• Quoted passage:
==================================================

It could be argued that keeping dogs or any other creatures as pets is wrong in the first place....
I think the case for dogs and cats is different to pretty much any other animal when it comes to being pets. I tend towards the opinion that the fate and development of both dogs and cats has been entwined with our own for thousands of years now.

At some point dogs became very useful to us and in return we provided things for them. Cats too became useful, presumably when we started having to store grain and other foods. Cats could keep down the mice etc.. And so on and so forth. In these ways our relationship with cats and dogs is a lot more symbiotic than with other animals that we simply exploit.
 

vernon

Harder than Ronnie Pickering
Location
Meanwood, Leeds
(...) And so on and so forth. In these ways our relationship with cats and dogs is a lot more symbiotic than with other animals that we simply exploit.

It's only symbiotic when both sides benefit. I don't regard companionship as a benefit. It's a one sided exploitation....

Cats have us do their bidding.

We make pet dogs do our bidding.
 

Cyclopathic

Veteran
Location
Leicester.
It's only symbiotic when both sides benefit. I don't regard companionship as a benefit. It's a one sided exploitation....

Cats have us do their bidding.

We make pet dogs do our bidding.
I think a lot of people who own dogs do not treat them correctly even if they are not noticably cruel or neglectful. A lot of people will leave a dog alone while they are at work which must be hugely stressful for what is a pack animal. However I think that dogs enjoy being a part of a human pack and if treated properly can have really good, happy lives.

If done right I don't think keeping cats and dogs is cruel but I cannot think of another animal that this would be true for. I used to live next door to a man who kept birds in an avery and it was heartbreaking. They had very little room and certainly could not fly. Rabbits in hutches seem to have a pretty dismal time of things and as for exotic animals I can't see any excsue for taking something thousands of miles from its natural habitat to keep it in misery. I don't care how well people say they take care of them it can't make up for such treatment.

==================================================

• Stated exercise A:
In the forum thread on keeping pets, why does one poster say that leaving a dog alone during work hours must be hugely stressful?
• Stated exercise B:
Resume the forum thread on keeping pets after its last sentence.

==================================================

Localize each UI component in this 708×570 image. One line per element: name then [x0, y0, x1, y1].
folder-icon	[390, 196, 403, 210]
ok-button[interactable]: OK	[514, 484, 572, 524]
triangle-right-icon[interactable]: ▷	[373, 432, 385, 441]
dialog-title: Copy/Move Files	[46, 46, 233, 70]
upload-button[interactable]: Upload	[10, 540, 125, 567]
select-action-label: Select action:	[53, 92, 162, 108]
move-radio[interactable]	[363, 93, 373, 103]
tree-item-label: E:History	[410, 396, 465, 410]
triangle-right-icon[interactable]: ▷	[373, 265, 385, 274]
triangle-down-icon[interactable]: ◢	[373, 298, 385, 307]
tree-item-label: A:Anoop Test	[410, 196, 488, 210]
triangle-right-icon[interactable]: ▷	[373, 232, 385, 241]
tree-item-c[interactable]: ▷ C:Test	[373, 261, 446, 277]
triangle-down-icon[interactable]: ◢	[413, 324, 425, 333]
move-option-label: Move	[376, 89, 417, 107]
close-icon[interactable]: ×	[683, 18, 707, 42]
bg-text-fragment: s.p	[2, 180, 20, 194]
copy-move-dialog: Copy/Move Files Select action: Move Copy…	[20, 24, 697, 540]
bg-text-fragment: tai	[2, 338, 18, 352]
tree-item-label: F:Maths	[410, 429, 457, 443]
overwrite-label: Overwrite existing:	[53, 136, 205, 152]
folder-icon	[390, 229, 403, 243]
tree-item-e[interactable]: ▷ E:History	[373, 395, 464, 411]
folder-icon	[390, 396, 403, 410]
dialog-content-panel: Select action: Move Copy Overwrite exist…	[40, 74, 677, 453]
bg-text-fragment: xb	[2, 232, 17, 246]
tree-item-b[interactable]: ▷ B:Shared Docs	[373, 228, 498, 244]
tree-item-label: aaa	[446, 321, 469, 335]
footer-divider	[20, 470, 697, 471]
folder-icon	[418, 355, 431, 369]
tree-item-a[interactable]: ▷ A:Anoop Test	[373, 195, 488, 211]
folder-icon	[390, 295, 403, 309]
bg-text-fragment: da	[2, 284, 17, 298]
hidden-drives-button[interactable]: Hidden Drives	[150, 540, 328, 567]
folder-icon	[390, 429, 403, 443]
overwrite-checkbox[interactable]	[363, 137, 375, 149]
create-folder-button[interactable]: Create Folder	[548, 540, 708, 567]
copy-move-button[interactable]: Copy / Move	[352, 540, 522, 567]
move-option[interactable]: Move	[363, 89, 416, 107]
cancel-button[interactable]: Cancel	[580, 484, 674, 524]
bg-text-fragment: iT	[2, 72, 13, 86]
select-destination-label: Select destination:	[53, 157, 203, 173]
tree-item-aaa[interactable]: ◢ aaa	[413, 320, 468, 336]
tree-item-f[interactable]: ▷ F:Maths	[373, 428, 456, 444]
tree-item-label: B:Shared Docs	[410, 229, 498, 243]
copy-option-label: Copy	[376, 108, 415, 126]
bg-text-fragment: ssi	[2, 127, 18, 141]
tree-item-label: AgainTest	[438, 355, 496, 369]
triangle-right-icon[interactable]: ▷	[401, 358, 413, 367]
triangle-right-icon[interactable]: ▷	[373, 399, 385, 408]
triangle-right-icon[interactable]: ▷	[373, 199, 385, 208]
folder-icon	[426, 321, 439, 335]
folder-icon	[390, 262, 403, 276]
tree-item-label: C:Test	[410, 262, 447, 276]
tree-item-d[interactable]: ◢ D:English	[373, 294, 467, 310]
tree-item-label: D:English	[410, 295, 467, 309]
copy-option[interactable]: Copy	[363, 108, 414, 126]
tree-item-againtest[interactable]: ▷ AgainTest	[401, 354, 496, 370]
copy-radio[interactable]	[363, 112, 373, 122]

==================================================

• Task response A:
Because a dog is a pack animal.

• Task response B:
Dogs have been bred to fulfil certain roles and that has caused a lot of problems. I despair of people who look only to get a pedigree dog when there are so many other dogs that need looking after. It just creates a demand for these pedigrees and is some cases encourages extremely bad breeding practice amoungst those willing to make quick money from their sale.

The whole pet issue is fraught but I still think essentially that dogs and cats can have fulfilled lives with us monkeys.
 

MarkF

Guru
Location
Yorkshire
My mother just got a dog from the RSPCA, her old Saluki popped it's paws a couple of years back and she misses the company. She saw and wanted a dog on the RSPCA website, "Scrappy" a collie-cross 8 years old. It's owners had died and it had been taken in with it's companion "Sally". Sally was quickly snapped up but Scrappy had languished in a pen for 5 months. My mother saw the pic & description, it was the right age and size so she called in, unfortunately he had just been reserved and left for his new home days later.

A week later he was back in his pen, the new owners returned him saying that they couldn't "manage him, he needed walking!!!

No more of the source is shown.